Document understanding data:
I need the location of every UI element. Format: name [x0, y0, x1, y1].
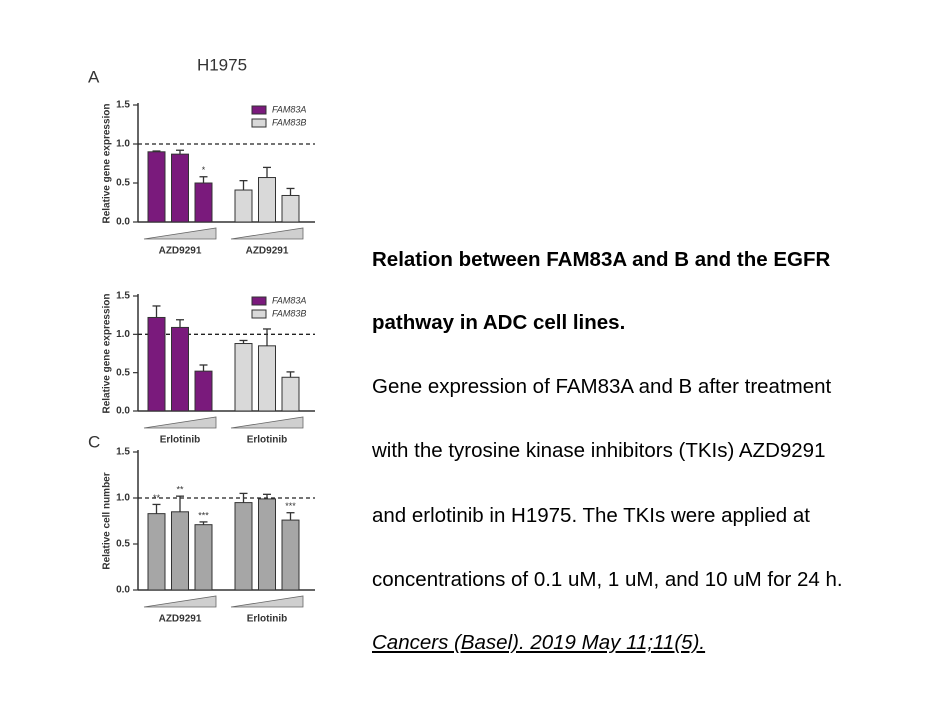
bar: [147, 316, 166, 412]
legend-swatch: [251, 105, 267, 115]
group-label: Erlotinib: [160, 435, 201, 446]
legend-label: FAM83A: [272, 295, 306, 305]
y-tick-label: 1.0: [116, 139, 130, 150]
y-tick-label: 1.5: [116, 447, 130, 458]
concentration-wedge: [143, 595, 217, 608]
y-tick-label: 1.0: [116, 493, 130, 504]
y-tick-label: 0.5: [116, 178, 130, 189]
bar: [258, 498, 276, 591]
bar: [281, 519, 300, 591]
y-tick-label: 0.0: [116, 406, 130, 417]
legend-swatch: [251, 296, 267, 306]
bar: [194, 524, 213, 591]
group-label: AZD9291: [159, 246, 202, 257]
significance-label: **: [153, 493, 161, 503]
significance-label: **: [176, 485, 184, 495]
bar: [234, 343, 253, 412]
bar: [281, 194, 300, 223]
y-tick-label: 1.0: [116, 329, 130, 340]
y-tick-label: 1.5: [116, 100, 130, 111]
bar: [171, 153, 189, 223]
y-axis-label: Relative gene expression: [102, 293, 113, 413]
significance-label: *: [202, 165, 206, 175]
citation: Cancers (Basel). 2019 May 11;11(5).: [372, 631, 706, 654]
bar: [194, 370, 213, 412]
significance-label: ***: [285, 501, 296, 511]
y-axis-label: Relative cell number: [102, 472, 113, 569]
significance-label: ***: [198, 510, 209, 520]
concentration-wedge: [230, 416, 304, 429]
y-tick-label: 0.5: [116, 367, 130, 378]
panel-label: A: [88, 67, 100, 86]
legend-label: FAM83A: [272, 104, 306, 114]
figure-title: H1975: [197, 55, 247, 74]
panel-label: C: [88, 432, 100, 451]
bar: [171, 511, 189, 591]
bar: [194, 182, 213, 223]
bar: [147, 513, 166, 591]
concentration-wedge: [143, 416, 217, 429]
bar: [171, 326, 189, 412]
caption-text: Gene expression of FAM83A and B after tr…: [372, 375, 832, 398]
bar: [234, 502, 253, 591]
caption-text: with the tyrosine kinase inhibitors (TKI…: [372, 439, 826, 462]
legend-swatch: [251, 118, 267, 128]
legend-label: FAM83B: [272, 308, 306, 318]
concentration-wedge: [230, 595, 304, 608]
y-axis-label: Relative gene expression: [102, 103, 113, 223]
y-tick-label: 0.0: [116, 585, 130, 596]
legend-label: FAM83B: [272, 117, 306, 127]
bar: [234, 189, 253, 223]
concentration-wedge: [230, 227, 304, 240]
bar: [258, 177, 276, 223]
concentration-wedge: [143, 227, 217, 240]
caption-title: pathway in ADC cell lines.: [372, 311, 626, 334]
group-label: Erlotinib: [247, 614, 288, 625]
caption-text: and erlotinib in H1975. The TKIs were ap…: [372, 504, 810, 527]
group-label: AZD9291: [246, 246, 289, 257]
bar: [258, 345, 276, 412]
group-label: Erlotinib: [247, 435, 288, 446]
y-tick-label: 1.5: [116, 291, 130, 302]
y-tick-label: 0.5: [116, 539, 130, 550]
caption-text: concentrations of 0.1 uM, 1 uM, and 10 u…: [372, 568, 843, 591]
caption-title: Relation between FAM83A and B and the EG…: [372, 248, 831, 271]
bar: [147, 151, 166, 223]
group-label: AZD9291: [159, 614, 202, 625]
y-tick-label: 0.0: [116, 217, 130, 228]
legend-swatch: [251, 309, 267, 319]
bar: [281, 376, 300, 412]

§ **Work order**
Take every line from the data that includes the word "significance".

§ **Task output**
significance-label: **: [153, 493, 161, 503]
significance-label: **: [176, 485, 184, 495]
significance-label: *: [202, 165, 206, 175]
significance-label: ***: [285, 501, 296, 511]
significance-label: ***: [198, 510, 209, 520]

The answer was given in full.